═════ INFORMATION SHOWN ═════

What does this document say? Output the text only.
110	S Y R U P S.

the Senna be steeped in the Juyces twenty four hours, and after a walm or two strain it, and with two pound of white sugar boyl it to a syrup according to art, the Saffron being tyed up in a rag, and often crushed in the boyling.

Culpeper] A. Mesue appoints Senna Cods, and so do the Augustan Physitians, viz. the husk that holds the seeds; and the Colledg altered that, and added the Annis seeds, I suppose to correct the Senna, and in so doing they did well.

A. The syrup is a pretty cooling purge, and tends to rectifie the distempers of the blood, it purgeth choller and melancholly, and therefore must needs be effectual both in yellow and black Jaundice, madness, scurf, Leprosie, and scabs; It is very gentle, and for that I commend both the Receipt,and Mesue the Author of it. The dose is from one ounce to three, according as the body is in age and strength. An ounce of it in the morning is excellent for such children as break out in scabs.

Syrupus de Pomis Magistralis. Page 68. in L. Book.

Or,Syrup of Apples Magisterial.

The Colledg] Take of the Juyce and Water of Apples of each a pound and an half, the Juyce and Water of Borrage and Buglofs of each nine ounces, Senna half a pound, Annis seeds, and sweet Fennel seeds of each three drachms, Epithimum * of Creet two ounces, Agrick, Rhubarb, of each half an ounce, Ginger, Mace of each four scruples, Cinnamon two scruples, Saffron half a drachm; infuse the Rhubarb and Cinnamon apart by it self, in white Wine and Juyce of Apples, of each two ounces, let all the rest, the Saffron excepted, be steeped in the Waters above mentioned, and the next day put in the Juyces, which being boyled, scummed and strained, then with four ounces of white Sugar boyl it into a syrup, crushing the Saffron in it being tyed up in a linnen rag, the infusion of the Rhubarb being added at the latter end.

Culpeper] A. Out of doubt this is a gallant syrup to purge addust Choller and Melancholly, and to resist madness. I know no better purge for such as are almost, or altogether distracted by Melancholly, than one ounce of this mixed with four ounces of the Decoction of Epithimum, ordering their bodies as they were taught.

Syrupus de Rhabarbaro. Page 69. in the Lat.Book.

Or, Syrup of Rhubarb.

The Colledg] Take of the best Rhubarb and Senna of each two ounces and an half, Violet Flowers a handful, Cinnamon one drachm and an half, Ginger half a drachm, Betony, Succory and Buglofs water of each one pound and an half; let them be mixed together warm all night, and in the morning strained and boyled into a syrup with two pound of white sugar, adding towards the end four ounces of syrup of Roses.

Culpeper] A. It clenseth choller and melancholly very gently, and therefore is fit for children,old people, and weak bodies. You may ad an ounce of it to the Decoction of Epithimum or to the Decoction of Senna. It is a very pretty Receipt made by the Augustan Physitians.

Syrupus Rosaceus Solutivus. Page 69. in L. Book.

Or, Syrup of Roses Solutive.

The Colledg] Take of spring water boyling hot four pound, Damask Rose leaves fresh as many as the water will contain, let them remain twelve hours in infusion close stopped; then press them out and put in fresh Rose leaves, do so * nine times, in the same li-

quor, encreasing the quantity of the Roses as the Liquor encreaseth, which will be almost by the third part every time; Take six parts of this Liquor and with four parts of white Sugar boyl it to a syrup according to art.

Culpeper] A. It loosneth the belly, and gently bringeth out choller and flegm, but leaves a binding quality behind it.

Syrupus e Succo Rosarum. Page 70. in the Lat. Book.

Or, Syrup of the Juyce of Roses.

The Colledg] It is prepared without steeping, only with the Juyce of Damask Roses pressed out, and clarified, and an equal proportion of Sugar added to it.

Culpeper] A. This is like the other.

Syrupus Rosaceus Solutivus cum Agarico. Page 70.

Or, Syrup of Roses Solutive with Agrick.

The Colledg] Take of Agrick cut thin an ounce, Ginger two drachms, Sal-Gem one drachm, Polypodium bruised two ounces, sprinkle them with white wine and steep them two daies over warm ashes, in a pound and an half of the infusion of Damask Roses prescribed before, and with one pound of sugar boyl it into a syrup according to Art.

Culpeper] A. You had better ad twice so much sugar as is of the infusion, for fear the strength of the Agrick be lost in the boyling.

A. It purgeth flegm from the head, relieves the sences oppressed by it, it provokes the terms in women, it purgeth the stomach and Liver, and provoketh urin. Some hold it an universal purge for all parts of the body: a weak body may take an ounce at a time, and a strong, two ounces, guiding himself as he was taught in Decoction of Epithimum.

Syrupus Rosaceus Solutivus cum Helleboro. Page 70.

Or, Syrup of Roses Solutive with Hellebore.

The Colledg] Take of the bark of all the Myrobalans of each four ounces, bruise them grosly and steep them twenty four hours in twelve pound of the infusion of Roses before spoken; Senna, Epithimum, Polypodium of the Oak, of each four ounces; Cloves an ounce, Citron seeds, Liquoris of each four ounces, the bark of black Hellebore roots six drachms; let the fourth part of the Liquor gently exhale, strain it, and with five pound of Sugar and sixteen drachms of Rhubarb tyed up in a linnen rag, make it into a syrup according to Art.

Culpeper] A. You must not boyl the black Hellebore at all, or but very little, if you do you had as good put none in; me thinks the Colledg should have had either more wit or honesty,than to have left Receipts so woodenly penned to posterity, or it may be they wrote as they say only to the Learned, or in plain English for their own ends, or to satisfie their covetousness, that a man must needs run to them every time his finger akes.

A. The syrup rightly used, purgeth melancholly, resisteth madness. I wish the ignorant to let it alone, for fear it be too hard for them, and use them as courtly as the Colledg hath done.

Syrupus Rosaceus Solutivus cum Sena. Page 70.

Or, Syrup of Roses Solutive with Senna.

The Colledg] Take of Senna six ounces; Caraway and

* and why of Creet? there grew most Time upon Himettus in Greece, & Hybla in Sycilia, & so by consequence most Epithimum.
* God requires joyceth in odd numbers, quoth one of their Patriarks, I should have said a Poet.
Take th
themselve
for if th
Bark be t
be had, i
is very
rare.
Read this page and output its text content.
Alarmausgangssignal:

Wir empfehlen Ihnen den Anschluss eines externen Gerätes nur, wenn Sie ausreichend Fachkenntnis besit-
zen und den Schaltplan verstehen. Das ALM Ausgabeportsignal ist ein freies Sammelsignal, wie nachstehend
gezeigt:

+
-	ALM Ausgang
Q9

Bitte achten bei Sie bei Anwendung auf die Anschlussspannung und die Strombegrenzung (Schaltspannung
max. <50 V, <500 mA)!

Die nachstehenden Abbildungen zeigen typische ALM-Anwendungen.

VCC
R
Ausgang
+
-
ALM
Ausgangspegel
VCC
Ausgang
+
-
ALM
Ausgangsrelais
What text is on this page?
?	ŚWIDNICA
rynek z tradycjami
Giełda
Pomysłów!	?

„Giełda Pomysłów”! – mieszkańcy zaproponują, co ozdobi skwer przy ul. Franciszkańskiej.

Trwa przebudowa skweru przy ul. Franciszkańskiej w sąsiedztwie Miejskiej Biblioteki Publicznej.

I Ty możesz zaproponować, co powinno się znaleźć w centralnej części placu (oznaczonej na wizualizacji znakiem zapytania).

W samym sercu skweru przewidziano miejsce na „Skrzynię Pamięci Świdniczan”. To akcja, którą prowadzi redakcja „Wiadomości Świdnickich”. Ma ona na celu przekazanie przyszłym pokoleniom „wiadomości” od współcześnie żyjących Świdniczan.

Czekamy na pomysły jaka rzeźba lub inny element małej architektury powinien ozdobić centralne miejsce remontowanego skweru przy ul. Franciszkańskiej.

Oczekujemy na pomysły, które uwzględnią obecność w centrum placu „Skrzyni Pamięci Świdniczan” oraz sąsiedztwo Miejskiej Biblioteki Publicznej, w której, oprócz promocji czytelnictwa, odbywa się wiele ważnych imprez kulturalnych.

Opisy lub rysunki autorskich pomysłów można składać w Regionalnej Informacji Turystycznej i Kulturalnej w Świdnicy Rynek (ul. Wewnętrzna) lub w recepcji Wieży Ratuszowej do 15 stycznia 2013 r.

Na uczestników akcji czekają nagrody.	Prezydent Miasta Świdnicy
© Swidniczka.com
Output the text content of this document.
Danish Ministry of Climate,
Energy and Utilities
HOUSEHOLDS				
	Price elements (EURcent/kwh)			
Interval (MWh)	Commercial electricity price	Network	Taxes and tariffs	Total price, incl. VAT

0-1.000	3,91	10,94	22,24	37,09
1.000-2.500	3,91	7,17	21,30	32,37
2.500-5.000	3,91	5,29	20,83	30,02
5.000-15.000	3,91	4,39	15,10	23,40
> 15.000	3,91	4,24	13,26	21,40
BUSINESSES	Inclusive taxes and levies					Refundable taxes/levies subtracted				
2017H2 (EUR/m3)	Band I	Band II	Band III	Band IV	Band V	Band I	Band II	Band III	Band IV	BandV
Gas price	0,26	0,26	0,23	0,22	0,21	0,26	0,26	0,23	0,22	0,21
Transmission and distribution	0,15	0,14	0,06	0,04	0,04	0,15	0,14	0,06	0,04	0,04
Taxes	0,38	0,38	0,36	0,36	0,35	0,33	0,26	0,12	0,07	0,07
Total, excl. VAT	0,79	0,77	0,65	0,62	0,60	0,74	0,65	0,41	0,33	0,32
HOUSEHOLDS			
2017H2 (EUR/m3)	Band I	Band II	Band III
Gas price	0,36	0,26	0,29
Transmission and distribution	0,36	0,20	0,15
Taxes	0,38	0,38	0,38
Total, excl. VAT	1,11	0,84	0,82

═════

* _WHAT YOU NEED TO DO_:
Reproduce each line of the material containing the word "content".

* _TASK ANSWER_:
Read this page and output its text content.
Output the text content of this document.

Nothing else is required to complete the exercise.